Stated problem: Tally the lines in the following entries that include the word "индивидуальных"; state only the total.

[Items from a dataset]
________

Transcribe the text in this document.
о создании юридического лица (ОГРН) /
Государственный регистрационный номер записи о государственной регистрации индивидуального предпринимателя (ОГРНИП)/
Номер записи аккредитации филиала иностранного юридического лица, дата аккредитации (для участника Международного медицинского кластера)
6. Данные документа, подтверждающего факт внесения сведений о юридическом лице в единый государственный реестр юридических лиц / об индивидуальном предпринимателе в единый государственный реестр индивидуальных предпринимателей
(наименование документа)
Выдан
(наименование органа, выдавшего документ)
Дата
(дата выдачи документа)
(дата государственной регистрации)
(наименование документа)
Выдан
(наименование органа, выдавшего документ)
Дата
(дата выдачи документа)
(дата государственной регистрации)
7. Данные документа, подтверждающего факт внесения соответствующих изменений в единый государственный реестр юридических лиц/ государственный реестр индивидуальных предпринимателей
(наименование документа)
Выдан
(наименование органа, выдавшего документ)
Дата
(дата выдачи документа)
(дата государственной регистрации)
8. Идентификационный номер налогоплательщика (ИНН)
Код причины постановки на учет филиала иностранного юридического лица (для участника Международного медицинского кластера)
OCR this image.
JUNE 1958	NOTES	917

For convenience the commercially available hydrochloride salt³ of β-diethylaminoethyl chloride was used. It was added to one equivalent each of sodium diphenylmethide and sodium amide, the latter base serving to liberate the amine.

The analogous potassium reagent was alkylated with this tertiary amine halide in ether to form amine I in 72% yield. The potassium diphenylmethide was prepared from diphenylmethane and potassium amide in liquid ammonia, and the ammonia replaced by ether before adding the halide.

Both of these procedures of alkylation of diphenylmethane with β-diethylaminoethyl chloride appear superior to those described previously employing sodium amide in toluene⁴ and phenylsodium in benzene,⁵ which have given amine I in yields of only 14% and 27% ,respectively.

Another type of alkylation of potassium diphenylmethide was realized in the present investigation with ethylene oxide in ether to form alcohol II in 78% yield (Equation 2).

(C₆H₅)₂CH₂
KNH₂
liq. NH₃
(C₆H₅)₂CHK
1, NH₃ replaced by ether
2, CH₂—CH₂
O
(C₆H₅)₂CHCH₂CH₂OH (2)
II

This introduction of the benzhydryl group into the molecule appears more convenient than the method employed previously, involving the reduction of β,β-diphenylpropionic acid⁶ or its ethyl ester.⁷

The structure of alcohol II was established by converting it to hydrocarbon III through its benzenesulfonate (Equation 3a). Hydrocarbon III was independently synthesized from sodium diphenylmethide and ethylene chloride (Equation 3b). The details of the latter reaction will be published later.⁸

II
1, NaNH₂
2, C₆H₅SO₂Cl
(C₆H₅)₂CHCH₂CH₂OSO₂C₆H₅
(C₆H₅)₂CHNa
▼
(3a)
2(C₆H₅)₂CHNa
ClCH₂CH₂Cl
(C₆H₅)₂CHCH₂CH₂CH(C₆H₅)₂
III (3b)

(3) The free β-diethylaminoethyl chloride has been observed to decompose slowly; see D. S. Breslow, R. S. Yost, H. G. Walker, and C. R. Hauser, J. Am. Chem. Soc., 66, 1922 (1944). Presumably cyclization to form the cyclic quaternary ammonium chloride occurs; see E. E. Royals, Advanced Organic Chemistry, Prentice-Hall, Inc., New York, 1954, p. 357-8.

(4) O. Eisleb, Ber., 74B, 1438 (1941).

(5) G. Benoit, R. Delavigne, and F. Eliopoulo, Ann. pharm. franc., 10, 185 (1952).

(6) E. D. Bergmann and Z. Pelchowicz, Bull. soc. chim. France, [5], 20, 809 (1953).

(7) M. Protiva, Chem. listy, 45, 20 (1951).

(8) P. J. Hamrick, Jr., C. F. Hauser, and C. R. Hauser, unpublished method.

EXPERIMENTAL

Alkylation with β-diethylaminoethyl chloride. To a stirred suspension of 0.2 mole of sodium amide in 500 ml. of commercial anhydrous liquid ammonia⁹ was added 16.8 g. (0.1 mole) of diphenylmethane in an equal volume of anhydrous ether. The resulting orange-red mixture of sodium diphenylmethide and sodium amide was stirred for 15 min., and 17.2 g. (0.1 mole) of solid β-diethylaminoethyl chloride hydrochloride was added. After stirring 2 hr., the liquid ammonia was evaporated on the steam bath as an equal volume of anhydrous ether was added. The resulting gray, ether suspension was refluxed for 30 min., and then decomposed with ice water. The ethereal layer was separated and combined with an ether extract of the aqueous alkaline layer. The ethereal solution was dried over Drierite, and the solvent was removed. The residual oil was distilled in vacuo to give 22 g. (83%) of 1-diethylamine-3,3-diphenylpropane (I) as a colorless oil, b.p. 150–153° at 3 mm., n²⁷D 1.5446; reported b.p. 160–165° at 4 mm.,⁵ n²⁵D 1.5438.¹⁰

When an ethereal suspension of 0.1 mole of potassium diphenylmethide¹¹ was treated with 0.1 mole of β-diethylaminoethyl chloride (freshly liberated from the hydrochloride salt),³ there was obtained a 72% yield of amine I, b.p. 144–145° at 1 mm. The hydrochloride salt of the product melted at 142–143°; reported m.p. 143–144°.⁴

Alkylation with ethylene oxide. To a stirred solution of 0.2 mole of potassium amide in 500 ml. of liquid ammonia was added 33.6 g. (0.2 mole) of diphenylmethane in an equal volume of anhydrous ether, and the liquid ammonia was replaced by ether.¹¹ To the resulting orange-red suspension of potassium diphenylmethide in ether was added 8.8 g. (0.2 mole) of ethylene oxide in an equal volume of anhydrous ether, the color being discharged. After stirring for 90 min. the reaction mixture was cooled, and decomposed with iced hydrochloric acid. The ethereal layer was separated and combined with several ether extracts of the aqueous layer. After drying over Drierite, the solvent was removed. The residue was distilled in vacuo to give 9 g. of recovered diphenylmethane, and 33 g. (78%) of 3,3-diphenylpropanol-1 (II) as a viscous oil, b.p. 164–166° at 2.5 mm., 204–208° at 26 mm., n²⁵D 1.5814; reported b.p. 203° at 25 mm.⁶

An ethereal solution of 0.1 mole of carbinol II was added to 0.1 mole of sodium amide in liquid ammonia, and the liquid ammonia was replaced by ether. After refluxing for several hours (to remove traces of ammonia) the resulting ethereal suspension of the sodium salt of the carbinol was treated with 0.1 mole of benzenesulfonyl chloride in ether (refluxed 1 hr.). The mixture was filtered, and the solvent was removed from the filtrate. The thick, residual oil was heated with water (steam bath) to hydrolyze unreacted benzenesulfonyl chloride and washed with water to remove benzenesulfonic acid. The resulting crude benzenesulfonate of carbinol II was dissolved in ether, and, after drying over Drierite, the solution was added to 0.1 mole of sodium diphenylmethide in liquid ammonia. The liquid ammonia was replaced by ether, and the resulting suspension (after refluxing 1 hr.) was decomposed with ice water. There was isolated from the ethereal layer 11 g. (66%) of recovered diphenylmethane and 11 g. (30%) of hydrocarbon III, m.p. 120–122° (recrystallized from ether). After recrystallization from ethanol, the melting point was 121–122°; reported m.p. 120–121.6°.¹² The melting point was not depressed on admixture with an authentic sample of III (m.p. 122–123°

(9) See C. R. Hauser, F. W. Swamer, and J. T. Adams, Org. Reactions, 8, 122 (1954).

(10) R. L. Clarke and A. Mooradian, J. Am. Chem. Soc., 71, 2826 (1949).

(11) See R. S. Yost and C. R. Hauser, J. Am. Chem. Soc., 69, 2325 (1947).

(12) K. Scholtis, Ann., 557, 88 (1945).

________

Full response: 2